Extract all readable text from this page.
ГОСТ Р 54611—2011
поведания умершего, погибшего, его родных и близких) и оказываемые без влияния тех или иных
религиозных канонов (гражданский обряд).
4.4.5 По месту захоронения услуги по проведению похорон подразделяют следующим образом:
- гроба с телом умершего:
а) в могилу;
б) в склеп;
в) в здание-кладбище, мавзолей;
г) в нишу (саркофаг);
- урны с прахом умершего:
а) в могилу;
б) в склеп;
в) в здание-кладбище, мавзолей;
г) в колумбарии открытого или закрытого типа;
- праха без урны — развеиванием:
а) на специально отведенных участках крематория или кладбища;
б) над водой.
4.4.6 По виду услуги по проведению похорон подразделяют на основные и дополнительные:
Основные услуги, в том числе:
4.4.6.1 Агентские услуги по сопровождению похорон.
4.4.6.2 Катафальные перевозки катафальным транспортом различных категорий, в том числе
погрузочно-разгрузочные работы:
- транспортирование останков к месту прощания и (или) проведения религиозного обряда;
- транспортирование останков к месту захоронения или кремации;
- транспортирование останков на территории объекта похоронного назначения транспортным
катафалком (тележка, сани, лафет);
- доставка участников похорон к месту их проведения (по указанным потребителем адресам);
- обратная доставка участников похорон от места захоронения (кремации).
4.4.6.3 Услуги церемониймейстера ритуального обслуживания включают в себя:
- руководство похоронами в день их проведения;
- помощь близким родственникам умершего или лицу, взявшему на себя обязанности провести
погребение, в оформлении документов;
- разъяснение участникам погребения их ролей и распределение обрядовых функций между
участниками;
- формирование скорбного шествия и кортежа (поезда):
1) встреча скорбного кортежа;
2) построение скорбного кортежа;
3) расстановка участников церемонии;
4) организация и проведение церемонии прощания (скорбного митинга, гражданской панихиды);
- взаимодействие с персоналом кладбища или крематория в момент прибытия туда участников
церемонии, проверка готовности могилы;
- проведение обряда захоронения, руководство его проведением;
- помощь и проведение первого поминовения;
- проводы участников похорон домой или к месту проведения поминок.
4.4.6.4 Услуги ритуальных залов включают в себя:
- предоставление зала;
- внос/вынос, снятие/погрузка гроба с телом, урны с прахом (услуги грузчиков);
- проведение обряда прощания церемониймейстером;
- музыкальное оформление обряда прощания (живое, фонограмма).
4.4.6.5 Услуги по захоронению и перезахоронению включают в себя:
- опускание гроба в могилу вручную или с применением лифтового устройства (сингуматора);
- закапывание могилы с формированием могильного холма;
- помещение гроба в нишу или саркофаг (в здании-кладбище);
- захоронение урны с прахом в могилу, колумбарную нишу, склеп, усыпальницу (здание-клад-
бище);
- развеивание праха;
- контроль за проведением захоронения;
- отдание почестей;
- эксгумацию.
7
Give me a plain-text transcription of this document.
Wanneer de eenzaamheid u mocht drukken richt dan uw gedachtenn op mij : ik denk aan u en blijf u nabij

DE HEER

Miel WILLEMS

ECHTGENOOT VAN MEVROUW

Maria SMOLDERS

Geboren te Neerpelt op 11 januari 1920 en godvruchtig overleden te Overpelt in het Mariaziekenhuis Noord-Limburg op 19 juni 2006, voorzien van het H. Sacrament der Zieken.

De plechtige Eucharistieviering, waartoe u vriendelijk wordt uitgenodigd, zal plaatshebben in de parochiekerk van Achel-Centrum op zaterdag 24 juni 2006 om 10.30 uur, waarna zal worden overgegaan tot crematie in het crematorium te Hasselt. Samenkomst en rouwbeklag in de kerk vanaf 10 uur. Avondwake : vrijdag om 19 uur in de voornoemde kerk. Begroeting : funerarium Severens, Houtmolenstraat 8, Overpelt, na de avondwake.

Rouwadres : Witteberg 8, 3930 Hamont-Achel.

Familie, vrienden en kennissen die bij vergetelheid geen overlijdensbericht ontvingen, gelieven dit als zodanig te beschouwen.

* THE TASK *
Print every entry exactly as it appears.

* REPLY TO THE EXERCISE *
Extract all readable text from this page.
ГОСТ Р 54611—2011
поведания умершего, погибшего, его родных и близких) и оказываемые без влияния тех или иных
религиозных канонов (гражданский обряд).
4.4.5 По месту захоронения услуги по проведению похорон подразделяют следующим образом:
- гроба с телом умершего:
а) в могилу;
б) в склеп;
в) в здание-кладбище, мавзолей;
г) в нишу (саркофаг);
- урны с прахом умершего:
а) в могилу;
б) в склеп;
в) в здание-кладбище, мавзолей;
г) в колумбарии открытого или закрытого типа;
- праха без урны — развеиванием:
а) на специально отведенных участках крематория или кладбища;
б) над водой.
4.4.6 По виду услуги по проведению похорон подразделяют на основные и дополнительные:
Основные услуги, в том числе:
4.4.6.1 Агентские услуги по сопровождению похорон.
4.4.6.2 Катафальные перевозки катафальным транспортом различных категорий, в том числе
погрузочно-разгрузочные работы:
- транспортирование останков к месту прощания и (или) проведения религиозного обряда;
- транспортирование останков к месту захоронения или кремации;
- транспортирование останков на территории объекта похоронного назначения транспортным
катафалком (тележка, сани, лафет);
- доставка участников похорон к месту их проведения (по указанным потребителем адресам);
- обратная доставка участников похорон от места захоронения (кремации).
4.4.6.3 Услуги церемониймейстера ритуального обслуживания включают в себя:
- руководство похоронами в день их проведения;
- помощь близким родственникам умершего или лицу, взявшему на себя обязанности провести
погребение, в оформлении документов;
- разъяснение участникам погребения их ролей и распределение обрядовых функций между
участниками;
- формирование скорбного шествия и кортежа (поезда):
1) встреча скорбного кортежа;
2) построение скорбного кортежа;
3) расстановка участников церемонии;
4) организация и проведение церемонии прощания (скорбного митинга, гражданской панихиды);
- взаимодействие с персоналом кладбища или крематория в момент прибытия туда участников
церемонии, проверка готовности могилы;
- проведение обряда захоронения, руководство его проведением;
- помощь и проведение первого поминовения;
- проводы участников похорон домой или к месту проведения поминок.
4.4.6.4 Услуги ритуальных залов включают в себя:
- предоставление зала;
- внос/вынос, снятие/погрузка гроба с телом, урны с прахом (услуги грузчиков);
- проведение обряда прощания церемониймейстером;
- музыкальное оформление обряда прощания (живое, фонограмма).
4.4.6.5 Услуги по захоронению и перезахоронению включают в себя:
- опускание гроба в могилу вручную или с применением лифтового устройства (сингуматора);
- закапывание могилы с формированием могильного холма;
- помещение гроба в нишу или саркофаг (в здании-кладбище);
- захоронение урны с прахом в могилу, колумбарную нишу, склеп, усыпальницу (здание-клад-
бище);
- развеивание праха;
- контроль за проведением захоронения;
- отдание почестей;
- эксгумацию.
7
Give me a plain-text transcription of this document.
Wanneer de eenzaamheid u mocht drukken richt dan uw gedachtenn op mij : ik denk aan u en blijf u nabij

DE HEER

Miel WILLEMS

ECHTGENOOT VAN MEVROUW

Maria SMOLDERS

Geboren te Neerpelt op 11 januari 1920 en godvruchtig overleden te Overpelt in het Mariaziekenhuis Noord-Limburg op 19 juni 2006, voorzien van het H. Sacrament der Zieken.

De plechtige Eucharistieviering, waartoe u vriendelijk wordt uitgenodigd, zal plaatshebben in de parochiekerk van Achel-Centrum op zaterdag 24 juni 2006 om 10.30 uur, waarna zal worden overgegaan tot crematie in het crematorium te Hasselt. Samenkomst en rouwbeklag in de kerk vanaf 10 uur. Avondwake : vrijdag om 19 uur in de voornoemde kerk. Begroeting : funerarium Severens, Houtmolenstraat 8, Overpelt, na de avondwake.

Rouwadres : Witteberg 8, 3930 Hamont-Achel.

Familie, vrienden en kennissen die bij vergetelheid geen overlijdensbericht ontvingen, gelieven dit als zodanig te beschouwen.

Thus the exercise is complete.